WRITTEN REQUEST
Go through the entries below and print each one exactly, leaving out pictures.

SUPPLIED DATA
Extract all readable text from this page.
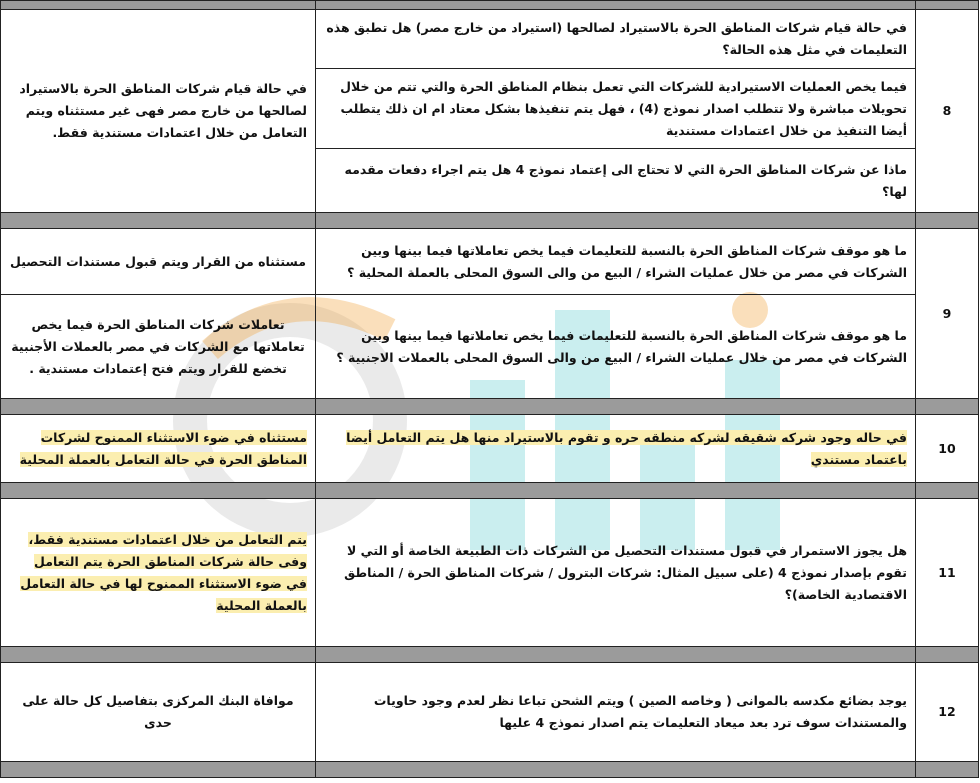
8	في حالة قيام شركات المناطق الحرة بالاستيراد لصالحها (استيراد من خارج مصر) هل تطبق هذه التعليمات في مثل هذه الحالة؟	في حالة قيام شركات المناطق الحرة بالاستيراد لصالحها من خارج مصر فهى غير مستثناه ويتم التعامل من خلال اعتمادات مستندية فقط.
	فيما يخص العمليات الاستيرادية للشركات التي تعمل بنظام المناطق الحرة والتي تتم من خلال تحويلات مباشرة ولا تتطلب اصدار نموذج (4) ، فهل يتم تنفيذها بشكل معتاد ام ان ذلك يتطلب أيضا التنفيذ من خلال اعتمادات مستندية	
	ماذا عن شركات المناطق الحرة التي لا تحتاج الى إعتماد نموذج 4 هل يتم اجراء دفعات مقدمه لها؟	

9	ما هو موقف شركات المناطق الحرة بالنسبة للتعليمات فيما يخص تعاملاتها فيما بينها وبين الشركات في مصر من خلال عمليات الشراء / البيع من والى السوق المحلى بالعملة المحلية ؟	مستثناه من القرار ويتم قبول مستندات التحصيل
	ما هو موقف شركات المناطق الحرة بالنسبة للتعليمات فيما يخص تعاملاتها فيما بينها وبين الشركات في مصر من خلال عمليات الشراء / البيع من والى السوق المحلى بالعملات الاجنبية ؟	تعاملات شركات المناطق الحرة فيما يخص تعاملاتها مع الشركات في مصر بالعملات الأجنبية تخضع للقرار ويتم فتح إعتمادات مستندية .

10	في حاله وجود شركه شقيقه لشركه منطقه حره و تقوم بالاستيراد منها هل يتم التعامل أيضا باعتماد مستندي	مستثناه في ضوء الاستثناء الممنوح لشركات المناطق الحرة في حالة التعامل بالعملة المحلية

11	هل يجوز الاستمرار في قبول مستندات التحصيل من الشركات ذات الطبيعة الخاصة أو التي لا تقوم بإصدار نموذج 4 (على سبيل المثال: شركات البترول / شركات المناطق الحرة / المناطق الاقتصادية الخاصة)؟	يتم التعامل من خلال اعتمادات مستندية فقط، وفى حالة شركات المناطق الحرة يتم التعامل في ضوء الاستثناء الممنوح لها في حالة التعامل بالعملة المحلية

12	يوجد بضائع مكدسه بالموانى ( وخاصه الصين ) ويتم الشحن تباعا نظر لعدم وجود حاويات والمستندات سوف ترد بعد ميعاد التعليمات يتم اصدار نموذج 4 عليها	موافاة البنك المركزى بتفاصيل كل حالة على حدى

RESULT
Extract all readable text from this page.
8	في حالة قيام شركات المناطق الحرة بالاستيراد لصالحها (استيراد من خارج مصر) هل تطبق هذه التعليمات في مثل هذه الحالة؟	في حالة قيام شركات المناطق الحرة بالاستيراد لصالحها من خارج مصر فهى غير مستثناه ويتم التعامل من خلال اعتمادات مستندية فقط.
	فيما يخص العمليات الاستيرادية للشركات التي تعمل بنظام المناطق الحرة والتي تتم من خلال تحويلات مباشرة ولا تتطلب اصدار نموذج (4) ، فهل يتم تنفيذها بشكل معتاد ام ان ذلك يتطلب أيضا التنفيذ من خلال اعتمادات مستندية	
	ماذا عن شركات المناطق الحرة التي لا تحتاج الى إعتماد نموذج 4 هل يتم اجراء دفعات مقدمه لها؟	

9	ما هو موقف شركات المناطق الحرة بالنسبة للتعليمات فيما يخص تعاملاتها فيما بينها وبين الشركات في مصر من خلال عمليات الشراء / البيع من والى السوق المحلى بالعملة المحلية ؟	مستثناه من القرار ويتم قبول مستندات التحصيل
	ما هو موقف شركات المناطق الحرة بالنسبة للتعليمات فيما يخص تعاملاتها فيما بينها وبين الشركات في مصر من خلال عمليات الشراء / البيع من والى السوق المحلى بالعملات الاجنبية ؟	تعاملات شركات المناطق الحرة فيما يخص تعاملاتها مع الشركات في مصر بالعملات الأجنبية تخضع للقرار ويتم فتح إعتمادات مستندية .

10	في حاله وجود شركه شقيقه لشركه منطقه حره و تقوم بالاستيراد منها هل يتم التعامل أيضا باعتماد مستندي	مستثناه في ضوء الاستثناء الممنوح لشركات المناطق الحرة في حالة التعامل بالعملة المحلية

11	هل يجوز الاستمرار في قبول مستندات التحصيل من الشركات ذات الطبيعة الخاصة أو التي لا تقوم بإصدار نموذج 4 (على سبيل المثال: شركات البترول / شركات المناطق الحرة / المناطق الاقتصادية الخاصة)؟	يتم التعامل من خلال اعتمادات مستندية فقط، وفى حالة شركات المناطق الحرة يتم التعامل في ضوء الاستثناء الممنوح لها في حالة التعامل بالعملة المحلية

12	يوجد بضائع مكدسه بالموانى ( وخاصه الصين ) ويتم الشحن تباعا نظر لعدم وجود حاويات والمستندات سوف ترد بعد ميعاد التعليمات يتم اصدار نموذج 4 عليها	موافاة البنك المركزى بتفاصيل كل حالة على حدى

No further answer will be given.